▸ **WHAT YOU ARE ASKED TO DO**: Report how many lines in the records below contain the word "Sharjah". Give only the number.

╭─ EXERCISE MATERIAL

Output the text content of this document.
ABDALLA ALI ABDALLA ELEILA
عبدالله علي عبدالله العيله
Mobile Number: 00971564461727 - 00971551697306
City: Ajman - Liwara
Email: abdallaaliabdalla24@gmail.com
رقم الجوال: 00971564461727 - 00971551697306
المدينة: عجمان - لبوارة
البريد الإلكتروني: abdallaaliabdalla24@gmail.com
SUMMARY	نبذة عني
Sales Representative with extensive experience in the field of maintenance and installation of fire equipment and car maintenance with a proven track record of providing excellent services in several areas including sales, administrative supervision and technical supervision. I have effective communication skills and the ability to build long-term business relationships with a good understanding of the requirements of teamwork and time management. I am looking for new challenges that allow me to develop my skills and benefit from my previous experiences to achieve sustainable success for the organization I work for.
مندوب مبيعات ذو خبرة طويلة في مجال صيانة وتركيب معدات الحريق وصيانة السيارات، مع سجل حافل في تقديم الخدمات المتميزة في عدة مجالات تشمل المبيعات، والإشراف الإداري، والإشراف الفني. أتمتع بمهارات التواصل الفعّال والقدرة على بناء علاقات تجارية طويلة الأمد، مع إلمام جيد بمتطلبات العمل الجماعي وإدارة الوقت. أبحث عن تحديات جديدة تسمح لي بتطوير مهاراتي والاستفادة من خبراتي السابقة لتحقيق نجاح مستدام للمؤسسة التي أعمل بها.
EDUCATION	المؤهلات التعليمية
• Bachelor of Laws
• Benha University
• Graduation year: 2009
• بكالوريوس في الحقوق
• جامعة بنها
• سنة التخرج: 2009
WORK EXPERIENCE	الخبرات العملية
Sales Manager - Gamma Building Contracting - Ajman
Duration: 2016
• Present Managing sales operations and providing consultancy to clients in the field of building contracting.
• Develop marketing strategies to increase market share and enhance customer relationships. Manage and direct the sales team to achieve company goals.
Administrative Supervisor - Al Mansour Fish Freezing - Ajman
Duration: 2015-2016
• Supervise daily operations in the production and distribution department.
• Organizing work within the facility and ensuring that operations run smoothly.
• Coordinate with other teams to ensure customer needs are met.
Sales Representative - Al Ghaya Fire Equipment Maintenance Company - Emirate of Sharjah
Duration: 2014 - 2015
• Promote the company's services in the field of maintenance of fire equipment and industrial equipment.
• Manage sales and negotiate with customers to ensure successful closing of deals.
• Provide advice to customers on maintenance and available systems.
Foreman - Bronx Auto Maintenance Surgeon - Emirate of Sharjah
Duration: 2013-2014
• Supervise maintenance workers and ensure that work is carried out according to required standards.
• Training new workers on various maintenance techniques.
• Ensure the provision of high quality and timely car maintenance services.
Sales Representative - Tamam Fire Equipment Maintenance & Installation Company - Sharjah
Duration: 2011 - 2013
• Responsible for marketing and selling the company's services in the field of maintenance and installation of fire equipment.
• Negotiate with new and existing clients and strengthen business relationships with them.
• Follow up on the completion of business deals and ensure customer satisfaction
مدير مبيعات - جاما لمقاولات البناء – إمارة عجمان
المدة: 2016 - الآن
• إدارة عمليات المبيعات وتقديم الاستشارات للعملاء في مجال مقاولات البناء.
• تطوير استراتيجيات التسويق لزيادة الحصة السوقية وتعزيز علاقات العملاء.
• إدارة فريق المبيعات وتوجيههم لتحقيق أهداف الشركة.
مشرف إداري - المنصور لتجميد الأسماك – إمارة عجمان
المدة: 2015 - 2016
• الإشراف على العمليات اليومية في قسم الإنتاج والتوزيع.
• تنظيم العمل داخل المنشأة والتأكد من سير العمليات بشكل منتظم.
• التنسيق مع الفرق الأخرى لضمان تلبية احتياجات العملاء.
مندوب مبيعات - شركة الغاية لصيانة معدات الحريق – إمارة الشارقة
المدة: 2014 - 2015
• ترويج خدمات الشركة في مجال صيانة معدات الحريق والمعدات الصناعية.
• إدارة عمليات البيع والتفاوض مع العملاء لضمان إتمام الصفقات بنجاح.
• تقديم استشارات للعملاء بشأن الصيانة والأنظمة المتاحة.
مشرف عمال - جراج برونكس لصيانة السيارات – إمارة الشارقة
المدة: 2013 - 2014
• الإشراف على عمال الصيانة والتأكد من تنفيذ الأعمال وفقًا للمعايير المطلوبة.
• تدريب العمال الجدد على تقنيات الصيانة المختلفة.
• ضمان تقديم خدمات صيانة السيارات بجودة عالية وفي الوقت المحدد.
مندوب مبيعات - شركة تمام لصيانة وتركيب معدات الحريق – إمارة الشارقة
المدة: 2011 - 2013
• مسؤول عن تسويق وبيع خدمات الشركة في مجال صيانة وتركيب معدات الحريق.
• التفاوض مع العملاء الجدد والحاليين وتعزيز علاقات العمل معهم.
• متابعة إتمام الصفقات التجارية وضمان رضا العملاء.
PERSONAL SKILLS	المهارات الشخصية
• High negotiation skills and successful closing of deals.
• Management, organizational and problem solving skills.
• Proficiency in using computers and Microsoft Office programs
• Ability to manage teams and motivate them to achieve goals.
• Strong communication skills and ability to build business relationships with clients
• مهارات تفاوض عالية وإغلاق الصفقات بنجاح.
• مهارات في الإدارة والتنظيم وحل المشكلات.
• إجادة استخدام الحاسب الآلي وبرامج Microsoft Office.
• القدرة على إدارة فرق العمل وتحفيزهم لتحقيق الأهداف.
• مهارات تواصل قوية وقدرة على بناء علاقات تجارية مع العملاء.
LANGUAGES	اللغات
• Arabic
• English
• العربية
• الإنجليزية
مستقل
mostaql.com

╰─
╭─ EXERCISE MATERIAL

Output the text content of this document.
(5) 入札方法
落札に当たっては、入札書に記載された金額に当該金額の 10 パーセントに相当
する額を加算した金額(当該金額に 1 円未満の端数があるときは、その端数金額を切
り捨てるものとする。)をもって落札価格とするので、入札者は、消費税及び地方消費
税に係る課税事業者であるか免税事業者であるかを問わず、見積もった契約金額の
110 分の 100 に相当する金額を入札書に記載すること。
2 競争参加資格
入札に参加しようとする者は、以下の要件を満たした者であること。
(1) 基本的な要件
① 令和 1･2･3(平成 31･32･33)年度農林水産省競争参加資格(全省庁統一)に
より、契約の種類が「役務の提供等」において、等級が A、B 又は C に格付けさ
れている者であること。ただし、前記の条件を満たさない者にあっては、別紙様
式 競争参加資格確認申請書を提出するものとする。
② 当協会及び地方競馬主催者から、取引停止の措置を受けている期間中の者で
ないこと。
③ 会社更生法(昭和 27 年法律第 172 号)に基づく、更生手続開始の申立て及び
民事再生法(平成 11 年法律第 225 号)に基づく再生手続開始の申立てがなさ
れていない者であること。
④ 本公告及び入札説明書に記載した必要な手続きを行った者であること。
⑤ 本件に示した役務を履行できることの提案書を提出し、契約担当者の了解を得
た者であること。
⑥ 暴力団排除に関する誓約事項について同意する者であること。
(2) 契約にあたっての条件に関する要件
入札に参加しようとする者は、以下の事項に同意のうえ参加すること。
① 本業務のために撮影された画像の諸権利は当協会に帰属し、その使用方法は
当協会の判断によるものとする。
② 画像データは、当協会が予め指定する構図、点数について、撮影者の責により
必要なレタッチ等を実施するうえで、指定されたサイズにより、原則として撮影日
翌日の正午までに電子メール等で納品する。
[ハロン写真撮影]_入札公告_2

╰─
╭─ EXERCISE MATERIAL

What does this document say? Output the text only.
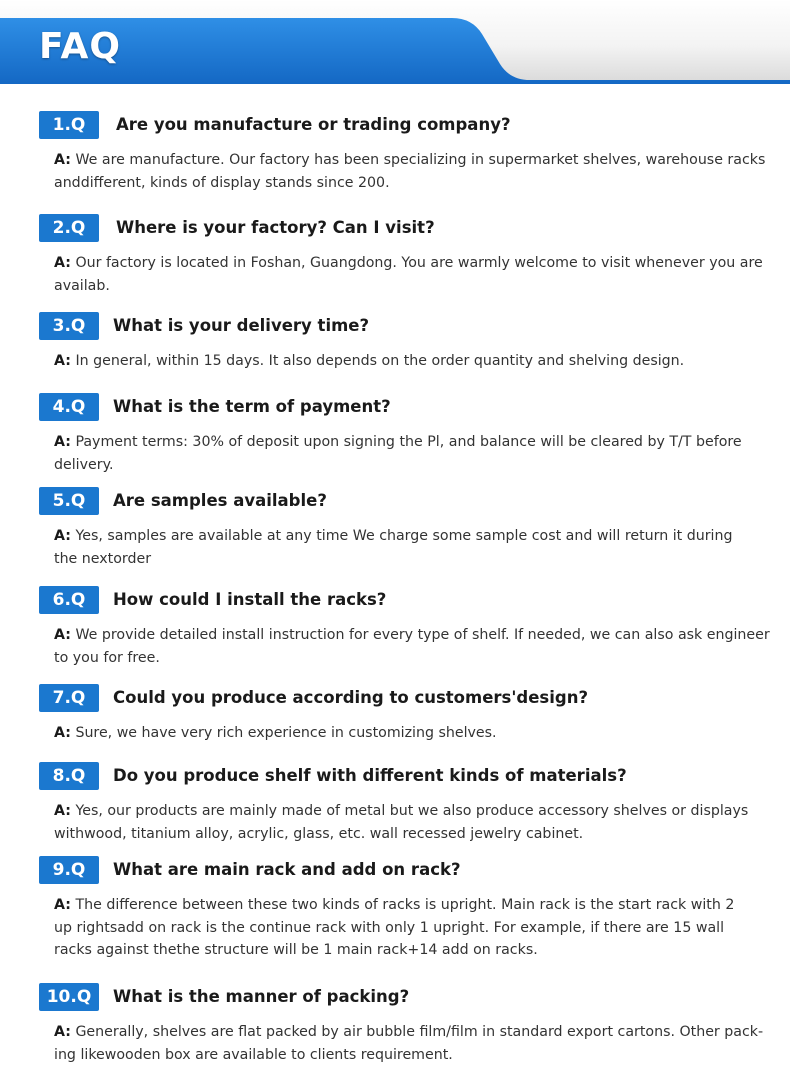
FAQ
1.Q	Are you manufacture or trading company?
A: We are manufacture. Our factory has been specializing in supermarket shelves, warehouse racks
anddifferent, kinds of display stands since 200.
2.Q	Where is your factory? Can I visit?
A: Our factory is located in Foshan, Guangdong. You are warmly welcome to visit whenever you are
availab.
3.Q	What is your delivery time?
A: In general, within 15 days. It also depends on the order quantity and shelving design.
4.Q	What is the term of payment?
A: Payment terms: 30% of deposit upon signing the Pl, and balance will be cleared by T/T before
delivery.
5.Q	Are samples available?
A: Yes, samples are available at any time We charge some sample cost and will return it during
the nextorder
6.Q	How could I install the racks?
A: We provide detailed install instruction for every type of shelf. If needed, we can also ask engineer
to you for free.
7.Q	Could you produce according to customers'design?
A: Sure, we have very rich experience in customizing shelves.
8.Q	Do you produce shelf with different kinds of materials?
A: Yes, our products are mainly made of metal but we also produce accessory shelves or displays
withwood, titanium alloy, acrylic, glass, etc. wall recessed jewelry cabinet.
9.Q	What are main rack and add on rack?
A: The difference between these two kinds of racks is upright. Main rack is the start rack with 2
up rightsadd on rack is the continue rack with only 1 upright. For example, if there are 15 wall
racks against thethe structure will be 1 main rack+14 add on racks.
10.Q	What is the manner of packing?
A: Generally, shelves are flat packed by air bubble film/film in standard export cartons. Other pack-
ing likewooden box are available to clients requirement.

╰─

▸ **PROBLEM SOLUTION**: 3